Dataset items:

+---+

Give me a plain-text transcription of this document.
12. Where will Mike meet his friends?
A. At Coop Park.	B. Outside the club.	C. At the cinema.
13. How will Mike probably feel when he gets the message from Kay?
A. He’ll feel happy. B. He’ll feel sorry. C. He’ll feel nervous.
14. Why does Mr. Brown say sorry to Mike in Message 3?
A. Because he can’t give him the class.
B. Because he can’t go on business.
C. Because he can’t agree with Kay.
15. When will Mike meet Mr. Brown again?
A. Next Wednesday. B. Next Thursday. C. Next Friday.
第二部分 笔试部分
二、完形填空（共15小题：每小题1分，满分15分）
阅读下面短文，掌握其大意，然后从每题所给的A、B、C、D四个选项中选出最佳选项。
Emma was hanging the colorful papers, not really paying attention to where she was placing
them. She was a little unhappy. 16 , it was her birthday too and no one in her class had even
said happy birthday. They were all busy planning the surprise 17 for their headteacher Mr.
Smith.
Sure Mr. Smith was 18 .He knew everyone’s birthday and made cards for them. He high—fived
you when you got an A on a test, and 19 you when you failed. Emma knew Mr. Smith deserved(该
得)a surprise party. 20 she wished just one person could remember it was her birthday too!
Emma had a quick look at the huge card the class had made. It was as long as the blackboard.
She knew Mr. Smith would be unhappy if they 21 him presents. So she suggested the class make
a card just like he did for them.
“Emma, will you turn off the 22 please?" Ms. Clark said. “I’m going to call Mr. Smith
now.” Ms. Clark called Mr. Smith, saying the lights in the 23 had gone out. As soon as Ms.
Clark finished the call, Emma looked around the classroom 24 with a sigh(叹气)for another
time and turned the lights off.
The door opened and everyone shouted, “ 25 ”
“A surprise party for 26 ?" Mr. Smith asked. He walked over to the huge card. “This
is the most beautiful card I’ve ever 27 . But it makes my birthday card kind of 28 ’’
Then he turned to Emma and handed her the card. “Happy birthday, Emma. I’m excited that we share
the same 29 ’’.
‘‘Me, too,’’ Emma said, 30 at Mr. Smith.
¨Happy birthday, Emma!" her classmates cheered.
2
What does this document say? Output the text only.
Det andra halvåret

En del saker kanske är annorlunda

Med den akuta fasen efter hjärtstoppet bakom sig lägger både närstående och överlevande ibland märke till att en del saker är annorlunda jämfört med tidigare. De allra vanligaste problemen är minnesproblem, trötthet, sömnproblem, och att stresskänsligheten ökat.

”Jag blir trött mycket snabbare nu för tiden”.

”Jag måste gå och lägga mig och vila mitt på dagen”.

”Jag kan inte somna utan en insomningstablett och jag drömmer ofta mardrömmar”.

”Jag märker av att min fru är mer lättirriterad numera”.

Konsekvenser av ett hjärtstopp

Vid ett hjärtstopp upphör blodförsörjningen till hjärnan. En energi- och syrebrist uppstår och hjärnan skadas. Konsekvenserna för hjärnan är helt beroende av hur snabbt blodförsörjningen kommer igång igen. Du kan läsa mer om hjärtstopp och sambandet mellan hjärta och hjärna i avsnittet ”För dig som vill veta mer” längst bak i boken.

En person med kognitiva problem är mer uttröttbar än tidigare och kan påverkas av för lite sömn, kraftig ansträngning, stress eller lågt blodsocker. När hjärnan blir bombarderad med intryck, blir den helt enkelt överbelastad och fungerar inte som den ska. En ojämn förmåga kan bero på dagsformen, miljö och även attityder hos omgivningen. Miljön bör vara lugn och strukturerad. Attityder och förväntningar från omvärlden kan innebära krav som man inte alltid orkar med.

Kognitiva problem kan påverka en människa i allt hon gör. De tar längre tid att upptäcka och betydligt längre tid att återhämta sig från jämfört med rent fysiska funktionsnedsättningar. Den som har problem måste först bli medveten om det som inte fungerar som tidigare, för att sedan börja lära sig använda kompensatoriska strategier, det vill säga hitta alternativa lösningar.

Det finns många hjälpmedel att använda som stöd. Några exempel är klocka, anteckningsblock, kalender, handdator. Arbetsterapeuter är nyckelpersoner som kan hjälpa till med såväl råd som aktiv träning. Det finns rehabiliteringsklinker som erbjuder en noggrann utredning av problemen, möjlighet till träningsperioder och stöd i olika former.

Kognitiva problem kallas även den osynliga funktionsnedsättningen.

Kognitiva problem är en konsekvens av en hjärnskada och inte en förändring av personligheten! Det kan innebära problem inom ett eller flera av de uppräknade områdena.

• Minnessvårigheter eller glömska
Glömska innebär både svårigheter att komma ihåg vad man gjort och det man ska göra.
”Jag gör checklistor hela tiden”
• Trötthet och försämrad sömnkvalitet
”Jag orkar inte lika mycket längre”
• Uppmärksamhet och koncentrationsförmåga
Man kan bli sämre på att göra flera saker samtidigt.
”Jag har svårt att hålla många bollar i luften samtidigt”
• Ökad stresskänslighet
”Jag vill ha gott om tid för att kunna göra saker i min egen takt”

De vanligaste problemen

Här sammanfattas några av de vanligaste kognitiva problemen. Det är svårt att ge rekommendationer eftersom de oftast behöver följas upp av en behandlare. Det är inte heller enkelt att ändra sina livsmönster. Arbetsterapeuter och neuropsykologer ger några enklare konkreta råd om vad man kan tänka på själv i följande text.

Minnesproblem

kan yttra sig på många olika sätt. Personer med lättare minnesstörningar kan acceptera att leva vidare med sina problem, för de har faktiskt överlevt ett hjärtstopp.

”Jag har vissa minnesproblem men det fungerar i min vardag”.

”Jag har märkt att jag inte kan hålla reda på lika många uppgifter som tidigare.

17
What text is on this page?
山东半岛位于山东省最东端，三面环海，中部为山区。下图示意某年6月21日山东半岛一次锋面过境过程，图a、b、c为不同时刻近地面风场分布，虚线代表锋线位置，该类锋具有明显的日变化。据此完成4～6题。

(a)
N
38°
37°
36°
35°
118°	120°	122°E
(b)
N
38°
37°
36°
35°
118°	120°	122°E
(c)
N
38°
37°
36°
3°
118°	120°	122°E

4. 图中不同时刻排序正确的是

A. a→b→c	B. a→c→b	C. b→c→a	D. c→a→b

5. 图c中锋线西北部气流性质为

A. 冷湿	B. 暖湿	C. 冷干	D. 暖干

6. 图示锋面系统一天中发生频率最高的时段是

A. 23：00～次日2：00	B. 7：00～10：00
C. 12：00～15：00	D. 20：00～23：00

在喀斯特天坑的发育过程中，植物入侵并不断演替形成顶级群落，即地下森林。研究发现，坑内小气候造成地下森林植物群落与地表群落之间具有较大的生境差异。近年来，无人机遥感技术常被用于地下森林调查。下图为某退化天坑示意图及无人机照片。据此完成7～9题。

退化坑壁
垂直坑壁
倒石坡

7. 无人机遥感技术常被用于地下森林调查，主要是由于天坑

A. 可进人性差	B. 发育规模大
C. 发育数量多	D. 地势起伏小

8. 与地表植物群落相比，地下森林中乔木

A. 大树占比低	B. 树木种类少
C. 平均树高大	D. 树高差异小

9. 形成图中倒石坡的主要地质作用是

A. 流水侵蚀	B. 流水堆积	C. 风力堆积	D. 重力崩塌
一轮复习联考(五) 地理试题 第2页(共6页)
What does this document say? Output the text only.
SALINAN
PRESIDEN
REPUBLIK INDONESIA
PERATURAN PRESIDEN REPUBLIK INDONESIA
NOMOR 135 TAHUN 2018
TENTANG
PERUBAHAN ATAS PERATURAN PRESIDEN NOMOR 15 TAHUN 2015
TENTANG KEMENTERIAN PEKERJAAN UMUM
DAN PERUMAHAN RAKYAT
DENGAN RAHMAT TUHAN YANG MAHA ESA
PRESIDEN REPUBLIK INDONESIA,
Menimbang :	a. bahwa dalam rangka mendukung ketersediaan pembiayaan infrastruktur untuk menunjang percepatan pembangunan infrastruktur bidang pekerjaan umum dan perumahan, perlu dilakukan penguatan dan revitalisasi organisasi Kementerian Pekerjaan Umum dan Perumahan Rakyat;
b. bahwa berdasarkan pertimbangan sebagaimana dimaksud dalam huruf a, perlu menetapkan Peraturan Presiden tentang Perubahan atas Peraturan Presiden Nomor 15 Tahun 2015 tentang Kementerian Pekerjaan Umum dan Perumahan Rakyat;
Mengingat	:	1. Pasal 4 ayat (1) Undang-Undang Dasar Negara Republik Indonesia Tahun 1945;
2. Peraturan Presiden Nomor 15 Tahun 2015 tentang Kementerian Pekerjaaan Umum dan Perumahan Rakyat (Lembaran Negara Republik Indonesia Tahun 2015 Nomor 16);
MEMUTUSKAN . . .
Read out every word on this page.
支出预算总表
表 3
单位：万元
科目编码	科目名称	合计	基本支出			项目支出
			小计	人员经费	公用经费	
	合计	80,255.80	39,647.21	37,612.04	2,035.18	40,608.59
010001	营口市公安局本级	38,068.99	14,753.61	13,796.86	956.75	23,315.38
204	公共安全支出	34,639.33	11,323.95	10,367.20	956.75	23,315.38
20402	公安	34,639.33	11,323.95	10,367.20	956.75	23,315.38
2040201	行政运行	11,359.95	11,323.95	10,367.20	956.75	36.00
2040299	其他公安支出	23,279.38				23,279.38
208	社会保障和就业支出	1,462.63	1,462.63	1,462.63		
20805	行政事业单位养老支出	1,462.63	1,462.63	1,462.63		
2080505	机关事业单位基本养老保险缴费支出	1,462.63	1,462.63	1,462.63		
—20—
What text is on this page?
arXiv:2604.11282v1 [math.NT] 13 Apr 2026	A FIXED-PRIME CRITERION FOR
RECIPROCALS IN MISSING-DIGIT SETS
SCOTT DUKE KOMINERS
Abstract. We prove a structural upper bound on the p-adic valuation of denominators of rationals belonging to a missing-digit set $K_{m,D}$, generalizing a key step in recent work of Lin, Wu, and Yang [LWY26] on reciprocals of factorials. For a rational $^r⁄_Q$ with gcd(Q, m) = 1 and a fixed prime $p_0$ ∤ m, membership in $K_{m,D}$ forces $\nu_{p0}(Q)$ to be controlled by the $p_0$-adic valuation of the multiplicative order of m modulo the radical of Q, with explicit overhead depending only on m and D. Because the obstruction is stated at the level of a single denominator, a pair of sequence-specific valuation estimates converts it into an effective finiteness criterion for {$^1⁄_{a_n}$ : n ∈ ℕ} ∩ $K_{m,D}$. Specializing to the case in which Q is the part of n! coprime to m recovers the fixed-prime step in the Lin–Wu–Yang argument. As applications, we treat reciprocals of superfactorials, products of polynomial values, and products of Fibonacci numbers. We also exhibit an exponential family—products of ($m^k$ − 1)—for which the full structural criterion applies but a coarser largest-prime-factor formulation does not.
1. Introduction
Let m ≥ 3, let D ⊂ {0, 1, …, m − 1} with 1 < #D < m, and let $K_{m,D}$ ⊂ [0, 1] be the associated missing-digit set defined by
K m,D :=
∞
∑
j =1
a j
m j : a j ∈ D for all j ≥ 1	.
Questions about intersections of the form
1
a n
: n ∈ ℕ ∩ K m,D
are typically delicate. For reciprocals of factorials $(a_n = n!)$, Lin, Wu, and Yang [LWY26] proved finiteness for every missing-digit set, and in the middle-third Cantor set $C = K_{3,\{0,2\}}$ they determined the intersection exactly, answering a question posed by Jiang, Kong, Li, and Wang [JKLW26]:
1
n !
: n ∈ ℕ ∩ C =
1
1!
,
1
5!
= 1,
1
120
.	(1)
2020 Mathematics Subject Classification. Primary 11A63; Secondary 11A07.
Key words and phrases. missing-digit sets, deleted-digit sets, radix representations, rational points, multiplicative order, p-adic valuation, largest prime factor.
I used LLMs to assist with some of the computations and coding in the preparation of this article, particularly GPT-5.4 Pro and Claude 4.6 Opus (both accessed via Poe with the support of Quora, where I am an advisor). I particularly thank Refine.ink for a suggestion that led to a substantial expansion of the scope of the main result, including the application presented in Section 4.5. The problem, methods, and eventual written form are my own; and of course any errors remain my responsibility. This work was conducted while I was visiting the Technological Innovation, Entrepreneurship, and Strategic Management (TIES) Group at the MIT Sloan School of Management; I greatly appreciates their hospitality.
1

+---+

• _Task to complete_
From the entries above, extract every line where the word "bahwa" appears.

• _Answer to this task_
Menimbang :	a. bahwa dalam rangka mendukung ketersediaan pembiayaan infrastruktur untuk menunjang percepatan pembangunan infrastruktur bidang pekerjaan umum dan perumahan, perlu dilakukan penguatan dan revitalisasi organisasi Kementerian Pekerjaan Umum dan Perumahan Rakyat;
b. bahwa berdasarkan pertimbangan sebagaimana dimaksud dalam huruf a, perlu menetapkan Peraturan Presiden tentang Perubahan atas Peraturan Presiden Nomor 15 Tahun 2015 tentang Kementerian Pekerjaan Umum dan Perumahan Rakyat;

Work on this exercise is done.